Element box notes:
****************************************
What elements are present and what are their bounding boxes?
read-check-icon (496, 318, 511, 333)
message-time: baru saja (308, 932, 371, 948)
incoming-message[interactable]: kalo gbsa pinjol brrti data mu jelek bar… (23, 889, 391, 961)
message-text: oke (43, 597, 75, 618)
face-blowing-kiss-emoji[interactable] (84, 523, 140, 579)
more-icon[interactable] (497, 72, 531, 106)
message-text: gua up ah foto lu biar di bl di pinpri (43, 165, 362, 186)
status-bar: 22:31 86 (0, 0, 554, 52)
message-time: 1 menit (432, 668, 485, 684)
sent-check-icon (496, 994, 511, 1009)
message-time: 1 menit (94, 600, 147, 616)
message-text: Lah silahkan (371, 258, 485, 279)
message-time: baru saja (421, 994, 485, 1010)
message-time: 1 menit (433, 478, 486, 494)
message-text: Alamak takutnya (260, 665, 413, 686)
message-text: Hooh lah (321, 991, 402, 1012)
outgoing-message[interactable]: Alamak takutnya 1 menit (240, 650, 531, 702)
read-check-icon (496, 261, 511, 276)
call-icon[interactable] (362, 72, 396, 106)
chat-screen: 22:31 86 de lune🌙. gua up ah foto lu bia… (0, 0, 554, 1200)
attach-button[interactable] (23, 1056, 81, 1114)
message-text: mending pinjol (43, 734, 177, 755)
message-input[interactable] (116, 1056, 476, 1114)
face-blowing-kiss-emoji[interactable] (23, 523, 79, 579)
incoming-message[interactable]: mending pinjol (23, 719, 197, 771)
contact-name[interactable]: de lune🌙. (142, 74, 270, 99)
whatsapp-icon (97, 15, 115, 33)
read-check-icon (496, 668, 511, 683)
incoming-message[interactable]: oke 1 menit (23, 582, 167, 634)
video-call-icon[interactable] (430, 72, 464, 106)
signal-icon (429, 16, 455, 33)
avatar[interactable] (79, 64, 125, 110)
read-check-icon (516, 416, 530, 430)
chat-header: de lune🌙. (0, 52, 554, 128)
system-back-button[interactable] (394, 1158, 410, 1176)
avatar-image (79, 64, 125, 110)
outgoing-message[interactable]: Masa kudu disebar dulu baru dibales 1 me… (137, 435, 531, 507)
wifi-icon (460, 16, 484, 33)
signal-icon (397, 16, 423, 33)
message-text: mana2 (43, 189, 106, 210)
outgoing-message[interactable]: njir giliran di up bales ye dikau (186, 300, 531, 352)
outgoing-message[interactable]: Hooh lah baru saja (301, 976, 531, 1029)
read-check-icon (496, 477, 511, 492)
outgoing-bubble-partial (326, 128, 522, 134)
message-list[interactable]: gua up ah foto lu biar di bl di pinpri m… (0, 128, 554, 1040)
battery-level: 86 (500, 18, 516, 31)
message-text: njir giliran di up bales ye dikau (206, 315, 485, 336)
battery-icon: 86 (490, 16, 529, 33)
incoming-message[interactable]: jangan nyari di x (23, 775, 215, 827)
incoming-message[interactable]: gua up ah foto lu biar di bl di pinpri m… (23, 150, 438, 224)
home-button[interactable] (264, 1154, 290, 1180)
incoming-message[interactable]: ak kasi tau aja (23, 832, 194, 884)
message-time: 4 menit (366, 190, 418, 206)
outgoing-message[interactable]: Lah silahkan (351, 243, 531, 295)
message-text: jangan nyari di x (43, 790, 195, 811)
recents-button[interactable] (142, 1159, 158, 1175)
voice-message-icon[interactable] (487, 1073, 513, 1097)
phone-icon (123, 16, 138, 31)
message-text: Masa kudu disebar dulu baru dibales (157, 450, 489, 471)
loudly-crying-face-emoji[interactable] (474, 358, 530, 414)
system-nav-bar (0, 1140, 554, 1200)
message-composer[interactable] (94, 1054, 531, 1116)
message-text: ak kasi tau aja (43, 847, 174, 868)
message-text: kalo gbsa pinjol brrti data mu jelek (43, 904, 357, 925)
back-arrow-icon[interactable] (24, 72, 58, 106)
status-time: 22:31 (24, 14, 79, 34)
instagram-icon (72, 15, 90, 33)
****************************************
WHAT YOU WILL DO:
Edit the rows above so that each "read-check-icon" becomes "seen-check-icon", keeping everything else the same.

RESPONSE TO THIS TASK:
What elements are present and what are their bounding boxes?
seen-check-icon (496, 318, 511, 333)
message-time: baru saja (308, 932, 371, 948)
incoming-message[interactable]: kalo gbsa pinjol brrti data mu jelek bar… (23, 889, 391, 961)
message-text: oke (43, 597, 75, 618)
face-blowing-kiss-emoji[interactable] (84, 523, 140, 579)
more-icon[interactable] (497, 72, 531, 106)
message-text: gua up ah foto lu biar di bl di pinpri (43, 165, 362, 186)
status-bar: 22:31 86 (0, 0, 554, 52)
message-time: 1 menit (432, 668, 485, 684)
sent-check-icon (496, 994, 511, 1009)
message-time: 1 menit (94, 600, 147, 616)
message-text: Lah silahkan (371, 258, 485, 279)
message-time: baru saja (421, 994, 485, 1010)
message-time: 1 menit (433, 478, 486, 494)
message-text: Alamak takutnya (260, 665, 413, 686)
message-text: Hooh lah (321, 991, 402, 1012)
outgoing-message[interactable]: Alamak takutnya 1 menit (240, 650, 531, 702)
seen-check-icon (496, 261, 511, 276)
call-icon[interactable] (362, 72, 396, 106)
chat-screen: 22:31 86 de lune🌙. gua up ah foto lu bia… (0, 0, 554, 1200)
attach-button[interactable] (23, 1056, 81, 1114)
message-text: mending pinjol (43, 734, 177, 755)
message-input[interactable] (116, 1056, 476, 1114)
face-blowing-kiss-emoji[interactable] (23, 523, 79, 579)
incoming-message[interactable]: mending pinjol (23, 719, 197, 771)
contact-name[interactable]: de lune🌙. (142, 74, 270, 99)
whatsapp-icon (97, 15, 115, 33)
seen-check-icon (496, 668, 511, 683)
incoming-message[interactable]: oke 1 menit (23, 582, 167, 634)
video-call-icon[interactable] (430, 72, 464, 106)
signal-icon (429, 16, 455, 33)
avatar[interactable] (79, 64, 125, 110)
seen-check-icon (516, 416, 530, 430)
chat-header: de lune🌙. (0, 52, 554, 128)
system-back-button[interactable] (394, 1158, 410, 1176)
avatar-image (79, 64, 125, 110)
outgoing-message[interactable]: Masa kudu disebar dulu baru dibales 1 me… (137, 435, 531, 507)
wifi-icon (460, 16, 484, 33)
signal-icon (397, 16, 423, 33)
message-text: mana2 (43, 189, 106, 210)
outgoing-message[interactable]: njir giliran di up bales ye dikau (186, 300, 531, 352)
outgoing-message[interactable]: Hooh lah baru saja (301, 976, 531, 1029)
seen-check-icon (496, 477, 511, 492)
outgoing-bubble-partial (326, 128, 522, 134)
message-list[interactable]: gua up ah foto lu biar di bl di pinpri m… (0, 128, 554, 1040)
battery-level: 86 (500, 18, 516, 31)
message-text: njir giliran di up bales ye dikau (206, 315, 485, 336)
battery-icon: 86 (490, 16, 529, 33)
incoming-message[interactable]: jangan nyari di x (23, 775, 215, 827)
incoming-message[interactable]: gua up ah foto lu biar di bl di pinpri m… (23, 150, 438, 224)
home-button[interactable] (264, 1154, 290, 1180)
incoming-message[interactable]: ak kasi tau aja (23, 832, 194, 884)
message-time: 4 menit (366, 190, 418, 206)
outgoing-message[interactable]: Lah silahkan (351, 243, 531, 295)
message-text: jangan nyari di x (43, 790, 195, 811)
recents-button[interactable] (142, 1159, 158, 1175)
voice-message-icon[interactable] (487, 1073, 513, 1097)
phone-icon (123, 16, 138, 31)
message-text: Masa kudu disebar dulu baru dibales (157, 450, 489, 471)
loudly-crying-face-emoji[interactable] (474, 358, 530, 414)
system-nav-bar (0, 1140, 554, 1200)
message-composer[interactable] (94, 1054, 531, 1116)
message-text: ak kasi tau aja (43, 847, 174, 868)
message-text: kalo gbsa pinjol brrti data mu jelek (43, 904, 357, 925)
back-arrow-icon[interactable] (24, 72, 58, 106)
status-time: 22:31 (24, 14, 79, 34)
instagram-icon (72, 15, 90, 33)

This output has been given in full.